Work instructions ▸ Quote each record exactly, please, leaving none out.

Data to process ▸
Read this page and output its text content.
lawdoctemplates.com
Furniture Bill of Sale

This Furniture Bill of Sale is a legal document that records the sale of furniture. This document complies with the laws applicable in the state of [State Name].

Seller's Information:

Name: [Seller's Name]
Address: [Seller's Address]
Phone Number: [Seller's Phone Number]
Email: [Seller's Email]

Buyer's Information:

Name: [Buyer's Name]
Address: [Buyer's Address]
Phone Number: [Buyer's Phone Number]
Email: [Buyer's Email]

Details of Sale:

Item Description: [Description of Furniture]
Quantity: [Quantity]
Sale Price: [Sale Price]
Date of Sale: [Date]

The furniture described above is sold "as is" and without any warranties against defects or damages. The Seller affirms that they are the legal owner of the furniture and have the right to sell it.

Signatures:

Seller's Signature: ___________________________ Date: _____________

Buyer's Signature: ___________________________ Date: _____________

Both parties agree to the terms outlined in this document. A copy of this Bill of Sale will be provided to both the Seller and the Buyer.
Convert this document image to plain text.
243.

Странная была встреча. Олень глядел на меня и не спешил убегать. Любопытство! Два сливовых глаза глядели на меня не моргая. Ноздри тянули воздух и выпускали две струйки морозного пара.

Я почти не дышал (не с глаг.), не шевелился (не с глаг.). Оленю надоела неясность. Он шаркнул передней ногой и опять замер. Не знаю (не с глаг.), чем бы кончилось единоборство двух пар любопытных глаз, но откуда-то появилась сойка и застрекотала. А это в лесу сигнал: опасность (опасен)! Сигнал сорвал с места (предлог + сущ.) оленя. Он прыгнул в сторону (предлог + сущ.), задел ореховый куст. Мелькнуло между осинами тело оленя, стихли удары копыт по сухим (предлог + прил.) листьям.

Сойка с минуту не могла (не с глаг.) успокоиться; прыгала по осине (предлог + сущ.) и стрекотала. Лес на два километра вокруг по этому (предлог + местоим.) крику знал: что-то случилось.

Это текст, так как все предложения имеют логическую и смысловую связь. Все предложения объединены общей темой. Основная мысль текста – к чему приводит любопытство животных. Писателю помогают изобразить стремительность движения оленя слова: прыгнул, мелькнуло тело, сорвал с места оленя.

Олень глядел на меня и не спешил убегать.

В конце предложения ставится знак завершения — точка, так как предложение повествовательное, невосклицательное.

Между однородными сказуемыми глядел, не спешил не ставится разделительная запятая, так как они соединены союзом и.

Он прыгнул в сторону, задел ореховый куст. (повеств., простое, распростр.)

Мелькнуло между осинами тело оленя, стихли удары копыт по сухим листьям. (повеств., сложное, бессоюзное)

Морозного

Exercise solution ▸
Read this page and output its text content.
lawdoctemplates.com
Furniture Bill of Sale

This Furniture Bill of Sale is a legal document that records the sale of furniture. This document complies with the laws applicable in the state of [State Name].

Seller's Information:

Name: [Seller's Name]
Address: [Seller's Address]
Phone Number: [Seller's Phone Number]
Email: [Seller's Email]

Buyer's Information:

Name: [Buyer's Name]
Address: [Buyer's Address]
Phone Number: [Buyer's Phone Number]
Email: [Buyer's Email]

Details of Sale:

Item Description: [Description of Furniture]
Quantity: [Quantity]
Sale Price: [Sale Price]
Date of Sale: [Date]

The furniture described above is sold "as is" and without any warranties against defects or damages. The Seller affirms that they are the legal owner of the furniture and have the right to sell it.

Signatures:

Seller's Signature: ___________________________ Date: _____________

Buyer's Signature: ___________________________ Date: _____________

Both parties agree to the terms outlined in this document. A copy of this Bill of Sale will be provided to both the Seller and the Buyer.
Convert this document image to plain text.
243.

Странная была встреча. Олень глядел на меня и не спешил убегать. Любопытство! Два сливовых глаза глядели на меня не моргая. Ноздри тянули воздух и выпускали две струйки морозного пара.

Я почти не дышал (не с глаг.), не шевелился (не с глаг.). Оленю надоела неясность. Он шаркнул передней ногой и опять замер. Не знаю (не с глаг.), чем бы кончилось единоборство двух пар любопытных глаз, но откуда-то появилась сойка и застрекотала. А это в лесу сигнал: опасность (опасен)! Сигнал сорвал с места (предлог + сущ.) оленя. Он прыгнул в сторону (предлог + сущ.), задел ореховый куст. Мелькнуло между осинами тело оленя, стихли удары копыт по сухим (предлог + прил.) листьям.

Сойка с минуту не могла (не с глаг.) успокоиться; прыгала по осине (предлог + сущ.) и стрекотала. Лес на два километра вокруг по этому (предлог + местоим.) крику знал: что-то случилось.

Это текст, так как все предложения имеют логическую и смысловую связь. Все предложения объединены общей темой. Основная мысль текста – к чему приводит любопытство животных. Писателю помогают изобразить стремительность движения оленя слова: прыгнул, мелькнуло тело, сорвал с места оленя.

Олень глядел на меня и не спешил убегать.

В конце предложения ставится знак завершения — точка, так как предложение повествовательное, невосклицательное.

Между однородными сказуемыми глядел, не спешил не ставится разделительная запятая, так как они соединены союзом и.

Он прыгнул в сторону, задел ореховый куст. (повеств., простое, распростр.)

Мелькнуло между осинами тело оленя, стихли удары копыт по сухим листьям. (повеств., сложное, бессоюзное)

Морозного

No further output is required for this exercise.